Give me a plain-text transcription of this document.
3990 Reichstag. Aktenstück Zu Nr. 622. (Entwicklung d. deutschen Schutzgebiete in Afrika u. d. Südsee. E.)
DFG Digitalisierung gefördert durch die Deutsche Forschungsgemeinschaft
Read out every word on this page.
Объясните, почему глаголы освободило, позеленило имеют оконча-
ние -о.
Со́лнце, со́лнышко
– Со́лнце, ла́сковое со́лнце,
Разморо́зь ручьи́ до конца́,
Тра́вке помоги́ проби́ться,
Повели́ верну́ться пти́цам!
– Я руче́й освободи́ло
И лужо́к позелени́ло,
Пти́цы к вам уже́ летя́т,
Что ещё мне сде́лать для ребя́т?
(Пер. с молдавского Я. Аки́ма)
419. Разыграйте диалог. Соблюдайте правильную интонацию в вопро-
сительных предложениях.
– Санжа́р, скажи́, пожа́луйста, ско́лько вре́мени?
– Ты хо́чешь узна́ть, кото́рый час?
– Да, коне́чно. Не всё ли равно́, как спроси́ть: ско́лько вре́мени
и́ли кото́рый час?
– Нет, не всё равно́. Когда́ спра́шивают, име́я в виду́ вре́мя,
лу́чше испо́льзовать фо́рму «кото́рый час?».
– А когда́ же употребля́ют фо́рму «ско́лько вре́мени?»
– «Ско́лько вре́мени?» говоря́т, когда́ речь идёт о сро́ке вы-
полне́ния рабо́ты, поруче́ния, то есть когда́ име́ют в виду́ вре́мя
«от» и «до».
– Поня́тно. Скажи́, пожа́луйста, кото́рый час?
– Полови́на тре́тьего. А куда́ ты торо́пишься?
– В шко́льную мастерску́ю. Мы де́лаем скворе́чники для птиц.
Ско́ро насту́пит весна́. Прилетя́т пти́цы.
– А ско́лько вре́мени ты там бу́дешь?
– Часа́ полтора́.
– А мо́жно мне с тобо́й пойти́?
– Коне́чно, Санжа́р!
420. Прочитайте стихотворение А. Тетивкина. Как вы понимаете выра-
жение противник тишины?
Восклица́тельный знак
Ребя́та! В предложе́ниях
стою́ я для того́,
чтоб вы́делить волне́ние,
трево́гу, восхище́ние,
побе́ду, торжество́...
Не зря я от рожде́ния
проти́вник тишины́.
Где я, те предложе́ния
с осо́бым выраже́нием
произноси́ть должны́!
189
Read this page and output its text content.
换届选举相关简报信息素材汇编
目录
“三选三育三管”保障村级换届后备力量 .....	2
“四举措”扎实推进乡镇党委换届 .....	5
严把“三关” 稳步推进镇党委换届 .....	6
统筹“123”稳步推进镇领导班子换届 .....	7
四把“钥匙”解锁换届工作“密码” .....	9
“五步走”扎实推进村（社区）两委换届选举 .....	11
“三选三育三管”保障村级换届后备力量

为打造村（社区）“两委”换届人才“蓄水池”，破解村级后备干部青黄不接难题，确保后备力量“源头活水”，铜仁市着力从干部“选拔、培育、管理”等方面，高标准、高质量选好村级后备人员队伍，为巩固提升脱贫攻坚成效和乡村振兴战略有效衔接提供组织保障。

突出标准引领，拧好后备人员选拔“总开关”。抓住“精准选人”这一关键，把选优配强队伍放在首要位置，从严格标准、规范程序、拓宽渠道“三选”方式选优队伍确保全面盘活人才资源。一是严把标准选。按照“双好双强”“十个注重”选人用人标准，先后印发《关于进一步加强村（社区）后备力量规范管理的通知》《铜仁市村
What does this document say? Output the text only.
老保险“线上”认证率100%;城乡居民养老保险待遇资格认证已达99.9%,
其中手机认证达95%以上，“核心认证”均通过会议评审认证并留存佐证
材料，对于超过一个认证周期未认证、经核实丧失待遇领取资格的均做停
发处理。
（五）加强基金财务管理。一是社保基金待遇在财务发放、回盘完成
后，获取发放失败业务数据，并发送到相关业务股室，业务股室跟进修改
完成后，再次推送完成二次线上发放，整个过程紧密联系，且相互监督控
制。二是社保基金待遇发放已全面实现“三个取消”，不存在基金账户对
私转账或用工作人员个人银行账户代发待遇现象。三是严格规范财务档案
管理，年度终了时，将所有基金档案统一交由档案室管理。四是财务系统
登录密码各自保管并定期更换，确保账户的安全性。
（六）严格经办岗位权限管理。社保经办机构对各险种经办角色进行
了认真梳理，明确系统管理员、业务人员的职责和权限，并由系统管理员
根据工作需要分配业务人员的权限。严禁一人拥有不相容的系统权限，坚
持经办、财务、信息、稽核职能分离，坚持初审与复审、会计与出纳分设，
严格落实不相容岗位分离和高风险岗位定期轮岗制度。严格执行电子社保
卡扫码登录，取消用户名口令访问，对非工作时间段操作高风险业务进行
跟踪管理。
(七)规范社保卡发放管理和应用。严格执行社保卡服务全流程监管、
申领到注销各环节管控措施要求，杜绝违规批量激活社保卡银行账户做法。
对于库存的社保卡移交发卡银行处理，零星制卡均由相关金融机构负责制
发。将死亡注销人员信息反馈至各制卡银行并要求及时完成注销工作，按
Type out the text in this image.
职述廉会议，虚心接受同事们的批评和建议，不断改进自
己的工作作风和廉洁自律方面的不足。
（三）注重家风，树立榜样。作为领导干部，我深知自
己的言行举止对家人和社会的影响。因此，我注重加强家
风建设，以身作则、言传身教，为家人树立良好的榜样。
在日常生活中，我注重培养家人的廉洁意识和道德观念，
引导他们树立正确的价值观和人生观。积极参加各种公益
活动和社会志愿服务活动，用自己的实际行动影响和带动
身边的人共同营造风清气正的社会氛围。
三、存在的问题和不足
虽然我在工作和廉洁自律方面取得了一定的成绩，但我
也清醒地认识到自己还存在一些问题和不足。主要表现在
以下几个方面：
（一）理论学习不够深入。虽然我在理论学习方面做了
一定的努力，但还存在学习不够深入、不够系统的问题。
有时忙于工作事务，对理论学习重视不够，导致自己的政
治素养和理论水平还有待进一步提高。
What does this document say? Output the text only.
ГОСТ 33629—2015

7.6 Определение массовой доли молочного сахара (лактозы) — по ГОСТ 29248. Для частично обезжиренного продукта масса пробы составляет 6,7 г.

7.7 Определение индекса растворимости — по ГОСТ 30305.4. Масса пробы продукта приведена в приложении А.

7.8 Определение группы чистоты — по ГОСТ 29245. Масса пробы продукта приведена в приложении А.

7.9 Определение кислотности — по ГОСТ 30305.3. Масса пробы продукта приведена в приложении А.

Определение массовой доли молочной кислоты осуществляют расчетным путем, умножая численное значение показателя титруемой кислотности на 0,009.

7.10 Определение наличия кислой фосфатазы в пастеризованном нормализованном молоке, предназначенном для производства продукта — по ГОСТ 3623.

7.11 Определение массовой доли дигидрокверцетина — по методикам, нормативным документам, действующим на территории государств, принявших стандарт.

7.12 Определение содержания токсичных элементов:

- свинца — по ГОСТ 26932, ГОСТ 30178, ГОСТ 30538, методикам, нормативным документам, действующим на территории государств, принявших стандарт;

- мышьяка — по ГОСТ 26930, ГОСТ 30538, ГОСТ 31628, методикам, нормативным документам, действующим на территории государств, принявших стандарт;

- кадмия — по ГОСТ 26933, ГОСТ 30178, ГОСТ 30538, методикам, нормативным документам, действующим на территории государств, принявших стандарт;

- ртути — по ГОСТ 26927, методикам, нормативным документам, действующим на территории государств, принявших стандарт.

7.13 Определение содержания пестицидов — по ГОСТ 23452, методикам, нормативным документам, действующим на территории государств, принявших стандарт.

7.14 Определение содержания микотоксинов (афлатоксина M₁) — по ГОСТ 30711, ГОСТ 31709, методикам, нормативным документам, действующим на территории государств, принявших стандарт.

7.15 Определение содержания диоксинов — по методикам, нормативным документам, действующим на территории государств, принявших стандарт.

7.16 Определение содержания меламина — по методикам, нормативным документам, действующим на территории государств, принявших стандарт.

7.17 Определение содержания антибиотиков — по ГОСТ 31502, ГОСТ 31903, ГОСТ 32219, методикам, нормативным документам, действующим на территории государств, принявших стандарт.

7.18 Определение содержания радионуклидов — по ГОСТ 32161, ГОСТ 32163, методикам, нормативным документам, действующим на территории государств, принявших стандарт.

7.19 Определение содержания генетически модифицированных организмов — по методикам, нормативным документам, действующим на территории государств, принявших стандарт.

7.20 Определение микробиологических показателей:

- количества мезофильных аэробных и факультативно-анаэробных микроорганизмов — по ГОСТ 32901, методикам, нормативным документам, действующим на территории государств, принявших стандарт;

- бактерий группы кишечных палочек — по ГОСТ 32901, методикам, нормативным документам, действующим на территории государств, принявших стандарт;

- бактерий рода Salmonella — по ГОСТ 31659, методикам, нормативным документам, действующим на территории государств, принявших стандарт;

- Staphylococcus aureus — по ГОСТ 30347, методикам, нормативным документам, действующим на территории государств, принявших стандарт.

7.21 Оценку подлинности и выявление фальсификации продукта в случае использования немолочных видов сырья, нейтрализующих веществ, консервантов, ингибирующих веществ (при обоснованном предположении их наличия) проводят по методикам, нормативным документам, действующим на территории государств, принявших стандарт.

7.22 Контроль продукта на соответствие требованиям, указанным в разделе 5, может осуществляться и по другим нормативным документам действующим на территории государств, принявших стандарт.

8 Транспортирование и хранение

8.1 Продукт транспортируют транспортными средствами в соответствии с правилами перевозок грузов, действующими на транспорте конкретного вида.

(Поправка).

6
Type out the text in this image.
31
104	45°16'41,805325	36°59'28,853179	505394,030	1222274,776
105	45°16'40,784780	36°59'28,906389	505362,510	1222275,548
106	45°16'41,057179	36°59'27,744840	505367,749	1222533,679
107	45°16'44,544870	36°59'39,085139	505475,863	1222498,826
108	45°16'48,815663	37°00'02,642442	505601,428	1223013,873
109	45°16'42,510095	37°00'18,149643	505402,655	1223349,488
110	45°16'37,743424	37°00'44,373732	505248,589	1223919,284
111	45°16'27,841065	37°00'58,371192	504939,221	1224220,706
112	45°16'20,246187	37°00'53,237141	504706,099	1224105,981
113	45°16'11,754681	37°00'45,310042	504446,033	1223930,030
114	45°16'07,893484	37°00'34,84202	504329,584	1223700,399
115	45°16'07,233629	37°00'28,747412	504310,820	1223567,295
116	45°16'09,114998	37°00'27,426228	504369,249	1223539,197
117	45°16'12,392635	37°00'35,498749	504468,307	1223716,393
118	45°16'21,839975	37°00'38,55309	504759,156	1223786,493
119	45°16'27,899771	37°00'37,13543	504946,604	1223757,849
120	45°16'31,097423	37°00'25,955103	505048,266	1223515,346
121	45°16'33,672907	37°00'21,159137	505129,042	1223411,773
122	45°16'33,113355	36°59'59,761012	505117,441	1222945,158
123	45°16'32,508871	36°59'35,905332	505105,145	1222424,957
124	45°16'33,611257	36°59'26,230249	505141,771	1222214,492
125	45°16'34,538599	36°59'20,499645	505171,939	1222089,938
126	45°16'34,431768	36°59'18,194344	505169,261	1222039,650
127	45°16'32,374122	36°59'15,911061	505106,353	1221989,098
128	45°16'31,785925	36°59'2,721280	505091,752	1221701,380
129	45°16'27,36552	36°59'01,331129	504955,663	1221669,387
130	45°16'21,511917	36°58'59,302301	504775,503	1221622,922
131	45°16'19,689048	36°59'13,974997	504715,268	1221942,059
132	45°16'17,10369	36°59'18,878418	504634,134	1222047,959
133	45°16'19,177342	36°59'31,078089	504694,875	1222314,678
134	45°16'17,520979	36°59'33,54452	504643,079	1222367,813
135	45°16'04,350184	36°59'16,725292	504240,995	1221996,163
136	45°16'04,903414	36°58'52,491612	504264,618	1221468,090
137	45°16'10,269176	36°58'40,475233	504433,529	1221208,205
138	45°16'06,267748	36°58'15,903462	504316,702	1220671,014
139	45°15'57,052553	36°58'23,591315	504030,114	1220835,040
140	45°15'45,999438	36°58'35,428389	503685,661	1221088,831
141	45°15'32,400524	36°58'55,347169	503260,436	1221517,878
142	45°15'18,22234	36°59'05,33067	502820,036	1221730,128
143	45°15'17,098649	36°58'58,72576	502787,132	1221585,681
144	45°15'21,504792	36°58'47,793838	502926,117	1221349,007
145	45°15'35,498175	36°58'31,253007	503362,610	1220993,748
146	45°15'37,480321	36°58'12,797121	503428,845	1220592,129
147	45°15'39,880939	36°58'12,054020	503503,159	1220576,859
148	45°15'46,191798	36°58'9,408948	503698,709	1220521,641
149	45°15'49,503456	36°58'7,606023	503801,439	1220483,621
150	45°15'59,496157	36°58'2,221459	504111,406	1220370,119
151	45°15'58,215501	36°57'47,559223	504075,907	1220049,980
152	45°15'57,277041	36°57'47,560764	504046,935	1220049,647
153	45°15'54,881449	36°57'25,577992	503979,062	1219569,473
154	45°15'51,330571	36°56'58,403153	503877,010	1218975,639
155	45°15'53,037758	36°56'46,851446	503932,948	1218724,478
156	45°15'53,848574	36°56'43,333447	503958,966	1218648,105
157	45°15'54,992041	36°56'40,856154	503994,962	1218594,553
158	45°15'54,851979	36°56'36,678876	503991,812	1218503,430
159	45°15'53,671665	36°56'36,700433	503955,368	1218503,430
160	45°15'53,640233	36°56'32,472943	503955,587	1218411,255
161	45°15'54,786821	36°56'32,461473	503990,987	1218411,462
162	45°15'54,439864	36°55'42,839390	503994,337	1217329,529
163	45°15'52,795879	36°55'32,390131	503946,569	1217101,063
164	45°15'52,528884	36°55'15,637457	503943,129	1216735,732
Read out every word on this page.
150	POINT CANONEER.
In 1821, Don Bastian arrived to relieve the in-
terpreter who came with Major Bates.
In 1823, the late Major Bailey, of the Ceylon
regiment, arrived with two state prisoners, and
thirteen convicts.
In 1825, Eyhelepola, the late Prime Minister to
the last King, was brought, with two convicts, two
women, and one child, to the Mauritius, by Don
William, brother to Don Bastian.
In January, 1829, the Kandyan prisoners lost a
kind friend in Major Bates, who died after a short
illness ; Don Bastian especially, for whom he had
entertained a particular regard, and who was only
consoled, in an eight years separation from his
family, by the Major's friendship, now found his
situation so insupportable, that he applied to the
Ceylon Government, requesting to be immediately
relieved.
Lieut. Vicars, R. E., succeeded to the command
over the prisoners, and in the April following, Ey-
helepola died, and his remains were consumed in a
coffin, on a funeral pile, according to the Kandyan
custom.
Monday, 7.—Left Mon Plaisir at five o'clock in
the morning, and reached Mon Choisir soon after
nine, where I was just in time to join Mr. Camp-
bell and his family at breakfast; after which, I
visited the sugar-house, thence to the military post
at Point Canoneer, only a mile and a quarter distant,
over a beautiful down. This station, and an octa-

> **TASK STATEMENT**:
Show all lines from the listing above in which "late" appears.

> **WRITTEN ANSWER**:
In 1823, the late Major Bailey, of the Ceylon
In 1825, Eyhelepola, the late Prime Minister to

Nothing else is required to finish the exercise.